_GIVEN ENTRIES_
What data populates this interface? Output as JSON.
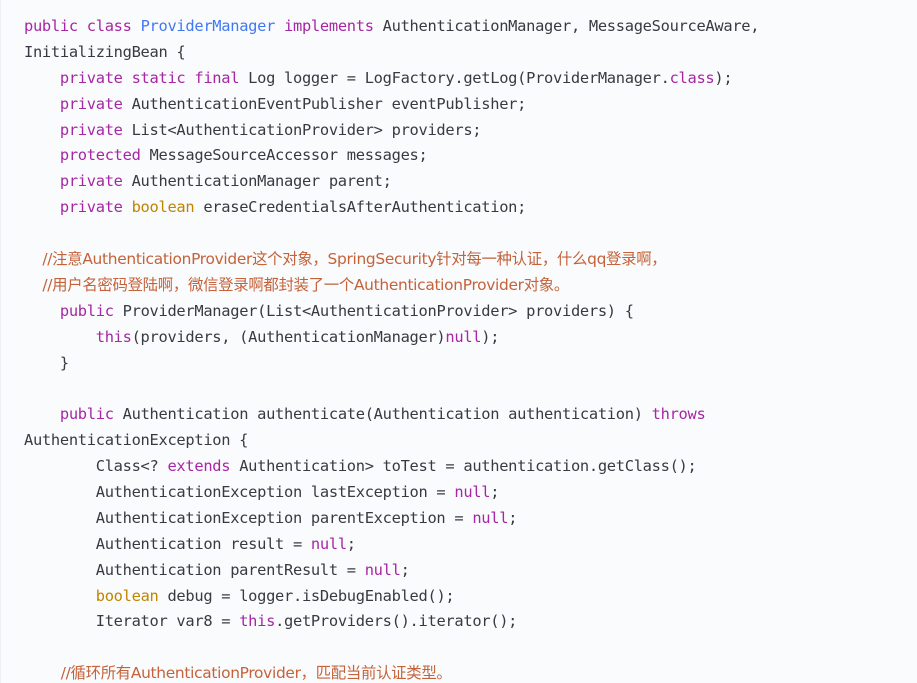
{
  "colors": {
    "keyword": "#a626a4",
    "type_keyword": "#c18401",
    "class_name": "#4078f2",
    "literal": "#986801",
    "comment": "#c4623a",
    "text": "#383a42",
    "background": "#fafbfc"
  },
  "code": {
    "lines": [
      [
        {
          "t": "public class ",
          "c": "kw"
        },
        {
          "t": "ProviderManager",
          "c": "cls"
        },
        {
          "t": " implements ",
          "c": "kw"
        },
        {
          "t": "AuthenticationManager, MessageSourceAware,",
          "c": "tx"
        }
      ],
      [
        {
          "t": "InitializingBean {",
          "c": "tx"
        }
      ],
      [
        {
          "t": "    private static final ",
          "c": "kw"
        },
        {
          "t": "Log logger = LogFactory.getLog(ProviderManager.",
          "c": "tx"
        },
        {
          "t": "class",
          "c": "kw"
        },
        {
          "t": ");",
          "c": "tx"
        }
      ],
      [
        {
          "t": "    private ",
          "c": "kw"
        },
        {
          "t": "AuthenticationEventPublisher eventPublisher;",
          "c": "tx"
        }
      ],
      [
        {
          "t": "    private ",
          "c": "kw"
        },
        {
          "t": "List<AuthenticationProvider> providers;",
          "c": "tx"
        }
      ],
      [
        {
          "t": "    protected ",
          "c": "kw"
        },
        {
          "t": "MessageSourceAccessor messages;",
          "c": "tx"
        }
      ],
      [
        {
          "t": "    private ",
          "c": "kw"
        },
        {
          "t": "AuthenticationManager parent;",
          "c": "tx"
        }
      ],
      [
        {
          "t": "    private ",
          "c": "kw"
        },
        {
          "t": "boolean",
          "c": "ty"
        },
        {
          "t": " eraseCredentialsAfterAuthentication;",
          "c": "tx"
        }
      ],
      [],
      [
        {
          "t": "    //注意AuthenticationProvider这个对象，SpringSecurity针对每一种认证，什么qq登录啊，",
          "c": "zh"
        }
      ],
      [
        {
          "t": "    //用户名密码登陆啊，微信登录啊都封装了一个AuthenticationProvider对象。",
          "c": "zh"
        }
      ],
      [
        {
          "t": "    public ",
          "c": "kw"
        },
        {
          "t": "ProviderManager(List<AuthenticationProvider> providers) {",
          "c": "tx"
        }
      ],
      [
        {
          "t": "        this",
          "c": "kw"
        },
        {
          "t": "(providers, (AuthenticationManager)",
          "c": "tx"
        },
        {
          "t": "null",
          "c": "kw"
        },
        {
          "t": ");",
          "c": "tx"
        }
      ],
      [
        {
          "t": "    }",
          "c": "tx"
        }
      ],
      [],
      [
        {
          "t": "    public ",
          "c": "kw"
        },
        {
          "t": "Authentication authenticate(Authentication authentication) ",
          "c": "tx"
        },
        {
          "t": "throws",
          "c": "kw"
        }
      ],
      [
        {
          "t": "AuthenticationException {",
          "c": "tx"
        }
      ],
      [
        {
          "t": "        Class<? ",
          "c": "tx"
        },
        {
          "t": "extends",
          "c": "kw"
        },
        {
          "t": " Authentication> toTest = authentication.getClass();",
          "c": "tx"
        }
      ],
      [
        {
          "t": "        AuthenticationException lastException = ",
          "c": "tx"
        },
        {
          "t": "null",
          "c": "kw"
        },
        {
          "t": ";",
          "c": "tx"
        }
      ],
      [
        {
          "t": "        AuthenticationException parentException = ",
          "c": "tx"
        },
        {
          "t": "null",
          "c": "kw"
        },
        {
          "t": ";",
          "c": "tx"
        }
      ],
      [
        {
          "t": "        Authentication result = ",
          "c": "tx"
        },
        {
          "t": "null",
          "c": "kw"
        },
        {
          "t": ";",
          "c": "tx"
        }
      ],
      [
        {
          "t": "        Authentication parentResult = ",
          "c": "tx"
        },
        {
          "t": "null",
          "c": "kw"
        },
        {
          "t": ";",
          "c": "tx"
        }
      ],
      [
        {
          "t": "        ",
          "c": "tx"
        },
        {
          "t": "boolean",
          "c": "ty"
        },
        {
          "t": " debug = logger.isDebugEnabled();",
          "c": "tx"
        }
      ],
      [
        {
          "t": "        Iterator var8 = ",
          "c": "tx"
        },
        {
          "t": "this",
          "c": "kw"
        },
        {
          "t": ".getProviders().iterator();",
          "c": "tx"
        }
      ],
      [],
      [
        {
          "t": "        //循环所有AuthenticationProvider，匹配当前认证类型。",
          "c": "zh"
        }
      ]
    ]
  }
}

_SET PROBLEM_
Repeat the records in full, exactly as they appear, without the pictures.

_ANSWER_
What data populates this interface? Output as JSON.
{
  "colors": {
    "keyword": "#a626a4",
    "type_keyword": "#c18401",
    "class_name": "#4078f2",
    "literal": "#986801",
    "comment": "#c4623a",
    "text": "#383a42",
    "background": "#fafbfc"
  },
  "code": {
    "lines": [
      [
        {
          "t": "public class ",
          "c": "kw"
        },
        {
          "t": "ProviderManager",
          "c": "cls"
        },
        {
          "t": " implements ",
          "c": "kw"
        },
        {
          "t": "AuthenticationManager, MessageSourceAware,",
          "c": "tx"
        }
      ],
      [
        {
          "t": "InitializingBean {",
          "c": "tx"
        }
      ],
      [
        {
          "t": "    private static final ",
          "c": "kw"
        },
        {
          "t": "Log logger = LogFactory.getLog(ProviderManager.",
          "c": "tx"
        },
        {
          "t": "class",
          "c": "kw"
        },
        {
          "t": ");",
          "c": "tx"
        }
      ],
      [
        {
          "t": "    private ",
          "c": "kw"
        },
        {
          "t": "AuthenticationEventPublisher eventPublisher;",
          "c": "tx"
        }
      ],
      [
        {
          "t": "    private ",
          "c": "kw"
        },
        {
          "t": "List<AuthenticationProvider> providers;",
          "c": "tx"
        }
      ],
      [
        {
          "t": "    protected ",
          "c": "kw"
        },
        {
          "t": "MessageSourceAccessor messages;",
          "c": "tx"
        }
      ],
      [
        {
          "t": "    private ",
          "c": "kw"
        },
        {
          "t": "AuthenticationManager parent;",
          "c": "tx"
        }
      ],
      [
        {
          "t": "    private ",
          "c": "kw"
        },
        {
          "t": "boolean",
          "c": "ty"
        },
        {
          "t": " eraseCredentialsAfterAuthentication;",
          "c": "tx"
        }
      ],
      [],
      [
        {
          "t": "    //注意AuthenticationProvider这个对象，SpringSecurity针对每一种认证，什么qq登录啊，",
          "c": "zh"
        }
      ],
      [
        {
          "t": "    //用户名密码登陆啊，微信登录啊都封装了一个AuthenticationProvider对象。",
          "c": "zh"
        }
      ],
      [
        {
          "t": "    public ",
          "c": "kw"
        },
        {
          "t": "ProviderManager(List<AuthenticationProvider> providers) {",
          "c": "tx"
        }
      ],
      [
        {
          "t": "        this",
          "c": "kw"
        },
        {
          "t": "(providers, (AuthenticationManager)",
          "c": "tx"
        },
        {
          "t": "null",
          "c": "kw"
        },
        {
          "t": ");",
          "c": "tx"
        }
      ],
      [
        {
          "t": "    }",
          "c": "tx"
        }
      ],
      [],
      [
        {
          "t": "    public ",
          "c": "kw"
        },
        {
          "t": "Authentication authenticate(Authentication authentication) ",
          "c": "tx"
        },
        {
          "t": "throws",
          "c": "kw"
        }
      ],
      [
        {
          "t": "AuthenticationException {",
          "c": "tx"
        }
      ],
      [
        {
          "t": "        Class<? ",
          "c": "tx"
        },
        {
          "t": "extends",
          "c": "kw"
        },
        {
          "t": " Authentication> toTest = authentication.getClass();",
          "c": "tx"
        }
      ],
      [
        {
          "t": "        AuthenticationException lastException = ",
          "c": "tx"
        },
        {
          "t": "null",
          "c": "kw"
        },
        {
          "t": ";",
          "c": "tx"
        }
      ],
      [
        {
          "t": "        AuthenticationException parentException = ",
          "c": "tx"
        },
        {
          "t": "null",
          "c": "kw"
        },
        {
          "t": ";",
          "c": "tx"
        }
      ],
      [
        {
          "t": "        Authentication result = ",
          "c": "tx"
        },
        {
          "t": "null",
          "c": "kw"
        },
        {
          "t": ";",
          "c": "tx"
        }
      ],
      [
        {
          "t": "        Authentication parentResult = ",
          "c": "tx"
        },
        {
          "t": "null",
          "c": "kw"
        },
        {
          "t": ";",
          "c": "tx"
        }
      ],
      [
        {
          "t": "        ",
          "c": "tx"
        },
        {
          "t": "boolean",
          "c": "ty"
        },
        {
          "t": " debug = logger.isDebugEnabled();",
          "c": "tx"
        }
      ],
      [
        {
          "t": "        Iterator var8 = ",
          "c": "tx"
        },
        {
          "t": "this",
          "c": "kw"
        },
        {
          "t": ".getProviders().iterator();",
          "c": "tx"
        }
      ],
      [],
      [
        {
          "t": "        //循环所有AuthenticationProvider，匹配当前认证类型。",
          "c": "zh"
        }
      ]
    ]
  }
}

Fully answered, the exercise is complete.